--- DATA SUPPLIED ---
>> start
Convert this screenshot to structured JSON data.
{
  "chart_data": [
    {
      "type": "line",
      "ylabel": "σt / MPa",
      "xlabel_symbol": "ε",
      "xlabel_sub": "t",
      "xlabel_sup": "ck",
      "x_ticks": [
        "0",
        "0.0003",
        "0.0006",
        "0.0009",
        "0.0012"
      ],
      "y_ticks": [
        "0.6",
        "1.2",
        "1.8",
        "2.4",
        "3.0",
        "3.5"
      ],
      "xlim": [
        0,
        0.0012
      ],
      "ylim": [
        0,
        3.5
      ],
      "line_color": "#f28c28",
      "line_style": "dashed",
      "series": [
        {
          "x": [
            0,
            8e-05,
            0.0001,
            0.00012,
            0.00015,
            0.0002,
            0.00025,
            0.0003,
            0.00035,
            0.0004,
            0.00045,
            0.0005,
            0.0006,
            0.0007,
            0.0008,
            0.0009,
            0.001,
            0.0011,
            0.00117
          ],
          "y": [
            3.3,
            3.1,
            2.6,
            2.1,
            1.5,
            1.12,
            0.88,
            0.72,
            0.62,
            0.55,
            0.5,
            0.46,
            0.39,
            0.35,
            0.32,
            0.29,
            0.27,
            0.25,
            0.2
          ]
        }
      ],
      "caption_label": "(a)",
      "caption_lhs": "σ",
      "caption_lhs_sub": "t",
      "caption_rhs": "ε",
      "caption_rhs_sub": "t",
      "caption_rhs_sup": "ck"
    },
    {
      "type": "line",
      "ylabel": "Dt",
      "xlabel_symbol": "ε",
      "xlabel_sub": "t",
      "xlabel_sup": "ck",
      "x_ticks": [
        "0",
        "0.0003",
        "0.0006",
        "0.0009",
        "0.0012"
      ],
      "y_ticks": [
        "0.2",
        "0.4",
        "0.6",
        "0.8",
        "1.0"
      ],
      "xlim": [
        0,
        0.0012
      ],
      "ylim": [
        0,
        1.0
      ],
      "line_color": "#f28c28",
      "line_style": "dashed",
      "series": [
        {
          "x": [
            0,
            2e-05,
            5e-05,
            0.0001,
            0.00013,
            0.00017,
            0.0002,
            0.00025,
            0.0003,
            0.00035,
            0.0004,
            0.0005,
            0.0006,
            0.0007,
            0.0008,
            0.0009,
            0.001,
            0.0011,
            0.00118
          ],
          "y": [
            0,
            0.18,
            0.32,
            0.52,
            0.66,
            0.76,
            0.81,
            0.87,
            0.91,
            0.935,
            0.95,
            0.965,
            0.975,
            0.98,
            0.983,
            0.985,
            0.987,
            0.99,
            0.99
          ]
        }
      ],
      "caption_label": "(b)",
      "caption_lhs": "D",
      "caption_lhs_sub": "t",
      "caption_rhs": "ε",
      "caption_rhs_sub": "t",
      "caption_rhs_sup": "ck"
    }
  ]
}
>> end
--- WHAT THE EXERCISE ASKS ---
Please repeat the material above, word for word and in full.

--- SOLUTION TO THE EXERCISE ---
Convert this screenshot to structured JSON data.
{
  "chart_data": [
    {
      "type": "line",
      "ylabel": "σt / MPa",
      "xlabel_symbol": "ε",
      "xlabel_sub": "t",
      "xlabel_sup": "ck",
      "x_ticks": [
        "0",
        "0.0003",
        "0.0006",
        "0.0009",
        "0.0012"
      ],
      "y_ticks": [
        "0.6",
        "1.2",
        "1.8",
        "2.4",
        "3.0",
        "3.5"
      ],
      "xlim": [
        0,
        0.0012
      ],
      "ylim": [
        0,
        3.5
      ],
      "line_color": "#f28c28",
      "line_style": "dashed",
      "series": [
        {
          "x": [
            0,
            8e-05,
            0.0001,
            0.00012,
            0.00015,
            0.0002,
            0.00025,
            0.0003,
            0.00035,
            0.0004,
            0.00045,
            0.0005,
            0.0006,
            0.0007,
            0.0008,
            0.0009,
            0.001,
            0.0011,
            0.00117
          ],
          "y": [
            3.3,
            3.1,
            2.6,
            2.1,
            1.5,
            1.12,
            0.88,
            0.72,
            0.62,
            0.55,
            0.5,
            0.46,
            0.39,
            0.35,
            0.32,
            0.29,
            0.27,
            0.25,
            0.2
          ]
        }
      ],
      "caption_label": "(a)",
      "caption_lhs": "σ",
      "caption_lhs_sub": "t",
      "caption_rhs": "ε",
      "caption_rhs_sub": "t",
      "caption_rhs_sup": "ck"
    },
    {
      "type": "line",
      "ylabel": "Dt",
      "xlabel_symbol": "ε",
      "xlabel_sub": "t",
      "xlabel_sup": "ck",
      "x_ticks": [
        "0",
        "0.0003",
        "0.0006",
        "0.0009",
        "0.0012"
      ],
      "y_ticks": [
        "0.2",
        "0.4",
        "0.6",
        "0.8",
        "1.0"
      ],
      "xlim": [
        0,
        0.0012
      ],
      "ylim": [
        0,
        1.0
      ],
      "line_color": "#f28c28",
      "line_style": "dashed",
      "series": [
        {
          "x": [
            0,
            2e-05,
            5e-05,
            0.0001,
            0.00013,
            0.00017,
            0.0002,
            0.00025,
            0.0003,
            0.00035,
            0.0004,
            0.0005,
            0.0006,
            0.0007,
            0.0008,
            0.0009,
            0.001,
            0.0011,
            0.00118
          ],
          "y": [
            0,
            0.18,
            0.32,
            0.52,
            0.66,
            0.76,
            0.81,
            0.87,
            0.91,
            0.935,
            0.95,
            0.965,
            0.975,
            0.98,
            0.983,
            0.985,
            0.987,
            0.99,
            0.99
          ]
        }
      ],
      "caption_label": "(b)",
      "caption_lhs": "D",
      "caption_lhs_sub": "t",
      "caption_rhs": "ε",
      "caption_rhs_sub": "t",
      "caption_rhs_sup": "ck"
    }
  ]
}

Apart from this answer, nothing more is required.